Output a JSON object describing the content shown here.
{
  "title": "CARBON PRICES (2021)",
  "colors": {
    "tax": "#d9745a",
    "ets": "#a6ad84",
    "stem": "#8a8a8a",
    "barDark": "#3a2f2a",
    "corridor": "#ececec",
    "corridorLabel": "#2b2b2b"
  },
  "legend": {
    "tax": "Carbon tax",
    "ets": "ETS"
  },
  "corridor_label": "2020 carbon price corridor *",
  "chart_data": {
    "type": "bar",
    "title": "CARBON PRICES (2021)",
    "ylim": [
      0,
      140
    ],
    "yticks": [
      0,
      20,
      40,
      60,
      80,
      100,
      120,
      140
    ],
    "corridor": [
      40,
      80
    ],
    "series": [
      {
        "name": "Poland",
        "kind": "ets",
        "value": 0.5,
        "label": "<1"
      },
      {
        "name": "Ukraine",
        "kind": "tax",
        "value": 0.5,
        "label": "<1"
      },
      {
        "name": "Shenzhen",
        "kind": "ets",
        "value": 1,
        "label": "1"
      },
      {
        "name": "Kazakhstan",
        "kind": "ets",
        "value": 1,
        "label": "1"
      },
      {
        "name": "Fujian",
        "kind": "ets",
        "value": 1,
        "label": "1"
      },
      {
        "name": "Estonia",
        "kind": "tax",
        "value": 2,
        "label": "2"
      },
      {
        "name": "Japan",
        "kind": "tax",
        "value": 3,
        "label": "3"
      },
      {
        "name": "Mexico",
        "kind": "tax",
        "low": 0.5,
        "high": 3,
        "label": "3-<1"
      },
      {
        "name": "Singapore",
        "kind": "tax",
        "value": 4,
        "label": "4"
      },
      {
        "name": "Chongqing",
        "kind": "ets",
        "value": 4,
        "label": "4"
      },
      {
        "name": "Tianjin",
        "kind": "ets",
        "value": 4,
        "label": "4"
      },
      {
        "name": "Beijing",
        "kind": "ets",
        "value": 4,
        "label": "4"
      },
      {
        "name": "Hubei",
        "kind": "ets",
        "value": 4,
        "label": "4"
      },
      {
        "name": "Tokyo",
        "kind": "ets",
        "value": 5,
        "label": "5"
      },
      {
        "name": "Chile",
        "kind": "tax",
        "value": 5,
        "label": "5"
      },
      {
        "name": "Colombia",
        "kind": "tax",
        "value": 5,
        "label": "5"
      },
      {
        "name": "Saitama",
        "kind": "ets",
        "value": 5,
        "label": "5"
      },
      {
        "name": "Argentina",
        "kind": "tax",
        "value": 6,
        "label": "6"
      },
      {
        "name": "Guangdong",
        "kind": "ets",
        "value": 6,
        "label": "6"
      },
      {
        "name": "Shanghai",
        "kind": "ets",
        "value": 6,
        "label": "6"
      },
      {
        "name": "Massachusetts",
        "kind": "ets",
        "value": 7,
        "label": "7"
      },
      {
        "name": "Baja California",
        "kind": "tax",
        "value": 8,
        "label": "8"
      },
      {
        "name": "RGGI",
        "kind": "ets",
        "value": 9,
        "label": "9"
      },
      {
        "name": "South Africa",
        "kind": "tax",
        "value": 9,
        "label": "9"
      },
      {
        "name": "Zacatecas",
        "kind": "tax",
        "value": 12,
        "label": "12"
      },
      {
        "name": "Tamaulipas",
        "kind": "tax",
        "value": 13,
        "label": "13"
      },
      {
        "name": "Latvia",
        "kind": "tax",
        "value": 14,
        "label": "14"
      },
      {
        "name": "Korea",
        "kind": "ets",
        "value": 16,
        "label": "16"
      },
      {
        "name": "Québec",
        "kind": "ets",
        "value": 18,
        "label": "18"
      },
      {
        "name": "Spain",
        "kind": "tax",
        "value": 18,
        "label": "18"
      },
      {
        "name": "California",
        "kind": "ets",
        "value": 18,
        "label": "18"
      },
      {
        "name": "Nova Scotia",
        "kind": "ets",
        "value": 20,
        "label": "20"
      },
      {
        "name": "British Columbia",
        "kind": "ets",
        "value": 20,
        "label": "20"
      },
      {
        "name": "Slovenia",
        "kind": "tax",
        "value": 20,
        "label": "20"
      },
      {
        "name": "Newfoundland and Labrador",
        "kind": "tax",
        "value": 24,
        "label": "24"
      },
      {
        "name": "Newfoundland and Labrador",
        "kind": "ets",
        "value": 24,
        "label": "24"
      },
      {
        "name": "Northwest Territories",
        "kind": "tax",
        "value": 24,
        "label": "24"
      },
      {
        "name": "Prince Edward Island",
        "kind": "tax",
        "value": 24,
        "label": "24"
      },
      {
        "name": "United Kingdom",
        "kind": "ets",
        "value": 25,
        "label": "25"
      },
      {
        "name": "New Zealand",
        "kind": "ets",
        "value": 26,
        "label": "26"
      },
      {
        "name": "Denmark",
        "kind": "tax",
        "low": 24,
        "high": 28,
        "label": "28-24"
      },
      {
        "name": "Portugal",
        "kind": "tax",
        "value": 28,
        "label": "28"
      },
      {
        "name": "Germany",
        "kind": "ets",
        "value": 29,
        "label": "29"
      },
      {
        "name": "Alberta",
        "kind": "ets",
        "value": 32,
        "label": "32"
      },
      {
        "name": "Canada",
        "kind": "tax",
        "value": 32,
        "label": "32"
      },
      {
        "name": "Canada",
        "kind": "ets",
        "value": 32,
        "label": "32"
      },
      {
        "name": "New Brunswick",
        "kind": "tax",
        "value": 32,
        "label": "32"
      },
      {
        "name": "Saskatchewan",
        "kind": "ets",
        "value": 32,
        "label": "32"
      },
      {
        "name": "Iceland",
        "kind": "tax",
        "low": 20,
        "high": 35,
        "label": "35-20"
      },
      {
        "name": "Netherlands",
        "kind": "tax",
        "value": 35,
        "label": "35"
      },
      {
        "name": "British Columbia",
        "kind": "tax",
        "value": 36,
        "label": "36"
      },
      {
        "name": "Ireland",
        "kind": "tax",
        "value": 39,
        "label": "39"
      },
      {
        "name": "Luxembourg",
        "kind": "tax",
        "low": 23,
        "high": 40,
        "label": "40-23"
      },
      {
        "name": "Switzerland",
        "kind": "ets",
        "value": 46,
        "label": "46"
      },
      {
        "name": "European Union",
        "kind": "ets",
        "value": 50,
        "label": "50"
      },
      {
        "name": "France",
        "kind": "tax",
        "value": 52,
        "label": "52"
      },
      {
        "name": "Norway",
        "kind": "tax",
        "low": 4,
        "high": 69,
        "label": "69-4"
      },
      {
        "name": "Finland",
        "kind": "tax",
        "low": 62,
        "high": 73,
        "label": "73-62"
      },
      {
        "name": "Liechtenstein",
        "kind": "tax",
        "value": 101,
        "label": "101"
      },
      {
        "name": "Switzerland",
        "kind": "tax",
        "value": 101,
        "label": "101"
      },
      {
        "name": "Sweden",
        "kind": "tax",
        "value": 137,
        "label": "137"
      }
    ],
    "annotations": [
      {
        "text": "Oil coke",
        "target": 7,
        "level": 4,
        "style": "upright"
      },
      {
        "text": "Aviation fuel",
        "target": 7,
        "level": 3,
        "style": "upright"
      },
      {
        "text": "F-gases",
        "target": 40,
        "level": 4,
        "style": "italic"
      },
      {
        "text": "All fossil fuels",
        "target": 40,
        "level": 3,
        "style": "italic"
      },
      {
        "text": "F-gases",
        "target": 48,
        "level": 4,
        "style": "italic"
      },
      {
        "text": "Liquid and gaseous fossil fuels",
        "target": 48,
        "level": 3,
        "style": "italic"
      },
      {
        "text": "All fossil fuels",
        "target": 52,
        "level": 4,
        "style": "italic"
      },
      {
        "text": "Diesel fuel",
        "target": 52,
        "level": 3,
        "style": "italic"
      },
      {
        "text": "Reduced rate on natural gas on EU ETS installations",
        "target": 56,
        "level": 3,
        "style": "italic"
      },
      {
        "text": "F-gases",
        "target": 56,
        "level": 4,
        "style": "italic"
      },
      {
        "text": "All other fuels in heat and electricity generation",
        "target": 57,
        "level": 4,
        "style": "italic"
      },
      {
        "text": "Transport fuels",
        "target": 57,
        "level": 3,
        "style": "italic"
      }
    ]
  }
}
^^^^
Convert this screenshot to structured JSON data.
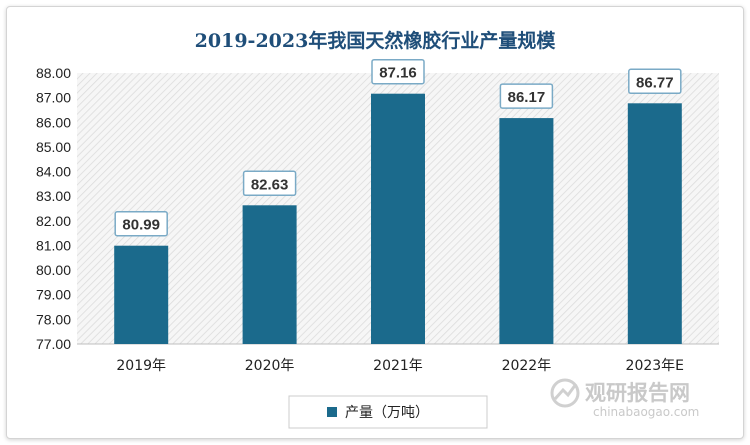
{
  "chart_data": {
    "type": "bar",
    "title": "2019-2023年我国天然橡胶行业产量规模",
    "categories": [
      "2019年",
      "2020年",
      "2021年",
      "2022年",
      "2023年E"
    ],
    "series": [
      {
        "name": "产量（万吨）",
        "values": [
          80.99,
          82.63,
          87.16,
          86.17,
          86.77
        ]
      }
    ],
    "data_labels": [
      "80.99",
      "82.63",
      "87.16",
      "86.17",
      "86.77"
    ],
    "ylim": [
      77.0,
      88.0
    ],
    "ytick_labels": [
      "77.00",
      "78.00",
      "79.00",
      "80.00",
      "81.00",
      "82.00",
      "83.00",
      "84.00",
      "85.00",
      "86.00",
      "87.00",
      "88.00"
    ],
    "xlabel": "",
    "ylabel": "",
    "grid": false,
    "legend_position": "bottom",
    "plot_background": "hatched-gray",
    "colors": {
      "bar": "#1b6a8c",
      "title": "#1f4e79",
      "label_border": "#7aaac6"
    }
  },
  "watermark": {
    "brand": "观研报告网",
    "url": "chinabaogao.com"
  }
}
^^^^
> _Short exercise_: Across the data, tally the lines containing "title" and give back the number alone.

> _Response_: 4